YOUR GOAL: Type out the records that follow, exactly as given.

INFORMATION GIVEN:

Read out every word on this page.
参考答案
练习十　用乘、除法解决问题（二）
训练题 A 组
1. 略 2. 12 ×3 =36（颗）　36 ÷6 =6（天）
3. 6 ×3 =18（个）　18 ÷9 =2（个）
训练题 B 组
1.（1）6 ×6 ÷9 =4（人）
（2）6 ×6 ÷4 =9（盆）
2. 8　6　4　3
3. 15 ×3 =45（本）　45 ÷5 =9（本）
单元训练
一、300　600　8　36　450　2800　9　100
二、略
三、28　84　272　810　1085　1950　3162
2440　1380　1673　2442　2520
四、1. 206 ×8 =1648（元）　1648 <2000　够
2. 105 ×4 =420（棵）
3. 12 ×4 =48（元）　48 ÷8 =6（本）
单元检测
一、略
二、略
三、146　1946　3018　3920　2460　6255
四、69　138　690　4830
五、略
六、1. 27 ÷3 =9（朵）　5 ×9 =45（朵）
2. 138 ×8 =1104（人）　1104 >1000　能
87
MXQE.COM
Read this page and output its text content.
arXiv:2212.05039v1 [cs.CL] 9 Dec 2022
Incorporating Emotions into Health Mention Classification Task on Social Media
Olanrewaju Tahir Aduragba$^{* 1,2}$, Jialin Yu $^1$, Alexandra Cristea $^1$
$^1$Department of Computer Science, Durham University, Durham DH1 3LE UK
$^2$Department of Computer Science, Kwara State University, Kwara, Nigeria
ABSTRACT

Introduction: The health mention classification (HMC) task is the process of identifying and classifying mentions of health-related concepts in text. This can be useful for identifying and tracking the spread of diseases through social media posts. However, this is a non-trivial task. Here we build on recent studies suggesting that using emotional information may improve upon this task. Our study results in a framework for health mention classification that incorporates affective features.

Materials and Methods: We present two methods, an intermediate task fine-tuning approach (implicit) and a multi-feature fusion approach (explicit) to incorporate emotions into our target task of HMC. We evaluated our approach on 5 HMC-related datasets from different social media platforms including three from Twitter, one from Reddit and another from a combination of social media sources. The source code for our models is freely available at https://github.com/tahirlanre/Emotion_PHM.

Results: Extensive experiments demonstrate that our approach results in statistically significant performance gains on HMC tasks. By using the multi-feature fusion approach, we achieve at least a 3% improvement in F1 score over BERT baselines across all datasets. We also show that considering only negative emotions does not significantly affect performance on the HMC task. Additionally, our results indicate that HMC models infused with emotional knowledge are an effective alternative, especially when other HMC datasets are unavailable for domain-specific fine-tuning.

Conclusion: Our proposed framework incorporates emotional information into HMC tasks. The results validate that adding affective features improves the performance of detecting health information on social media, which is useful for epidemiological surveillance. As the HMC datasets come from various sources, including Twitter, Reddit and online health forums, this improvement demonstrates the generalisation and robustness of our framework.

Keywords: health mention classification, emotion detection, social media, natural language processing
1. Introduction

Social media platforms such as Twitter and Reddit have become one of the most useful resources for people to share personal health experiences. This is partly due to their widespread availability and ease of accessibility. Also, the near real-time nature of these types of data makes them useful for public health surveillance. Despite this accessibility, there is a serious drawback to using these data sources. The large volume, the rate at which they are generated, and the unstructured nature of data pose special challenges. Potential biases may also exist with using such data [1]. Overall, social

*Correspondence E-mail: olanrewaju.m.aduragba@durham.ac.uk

CORRECT ANSWER:
Read out every word on this page.
参考答案
练习十　用乘、除法解决问题（二）
训练题 A 组
1. 略 2. 12 ×3 =36（颗）　36 ÷6 =6（天）
3. 6 ×3 =18（个）　18 ÷9 =2（个）
训练题 B 组
1.（1）6 ×6 ÷9 =4（人）
（2）6 ×6 ÷4 =9（盆）
2. 8　6　4　3
3. 15 ×3 =45（本）　45 ÷5 =9（本）
单元训练
一、300　600　8　36　450　2800　9　100
二、略
三、28　84　272　810　1085　1950　3162
2440　1380　1673　2442　2520
四、1. 206 ×8 =1648（元）　1648 <2000　够
2. 105 ×4 =420（棵）
3. 12 ×4 =48（元）　48 ÷8 =6（本）
单元检测
一、略
二、略
三、146　1946　3018　3920　2460　6255
四、69　138　690　4830
五、略
六、1. 27 ÷3 =9（朵）　5 ×9 =45（朵）
2. 138 ×8 =1104（人）　1104 >1000　能
87
MXQE.COM
Read this page and output its text content.
arXiv:2212.05039v1 [cs.CL] 9 Dec 2022
Incorporating Emotions into Health Mention Classification Task on Social Media
Olanrewaju Tahir Aduragba$^{* 1,2}$, Jialin Yu $^1$, Alexandra Cristea $^1$
$^1$Department of Computer Science, Durham University, Durham DH1 3LE UK
$^2$Department of Computer Science, Kwara State University, Kwara, Nigeria
ABSTRACT

Introduction: The health mention classification (HMC) task is the process of identifying and classifying mentions of health-related concepts in text. This can be useful for identifying and tracking the spread of diseases through social media posts. However, this is a non-trivial task. Here we build on recent studies suggesting that using emotional information may improve upon this task. Our study results in a framework for health mention classification that incorporates affective features.

Materials and Methods: We present two methods, an intermediate task fine-tuning approach (implicit) and a multi-feature fusion approach (explicit) to incorporate emotions into our target task of HMC. We evaluated our approach on 5 HMC-related datasets from different social media platforms including three from Twitter, one from Reddit and another from a combination of social media sources. The source code for our models is freely available at https://github.com/tahirlanre/Emotion_PHM.

Results: Extensive experiments demonstrate that our approach results in statistically significant performance gains on HMC tasks. By using the multi-feature fusion approach, we achieve at least a 3% improvement in F1 score over BERT baselines across all datasets. We also show that considering only negative emotions does not significantly affect performance on the HMC task. Additionally, our results indicate that HMC models infused with emotional knowledge are an effective alternative, especially when other HMC datasets are unavailable for domain-specific fine-tuning.

Conclusion: Our proposed framework incorporates emotional information into HMC tasks. The results validate that adding affective features improves the performance of detecting health information on social media, which is useful for epidemiological surveillance. As the HMC datasets come from various sources, including Twitter, Reddit and online health forums, this improvement demonstrates the generalisation and robustness of our framework.

Keywords: health mention classification, emotion detection, social media, natural language processing
1. Introduction

Social media platforms such as Twitter and Reddit have become one of the most useful resources for people to share personal health experiences. This is partly due to their widespread availability and ease of accessibility. Also, the near real-time nature of these types of data makes them useful for public health surveillance. Despite this accessibility, there is a serious drawback to using these data sources. The large volume, the rate at which they are generated, and the unstructured nature of data pose special challenges. Potential biases may also exist with using such data [1]. Overall, social

*Correspondence E-mail: olanrewaju.m.aduragba@durham.ac.uk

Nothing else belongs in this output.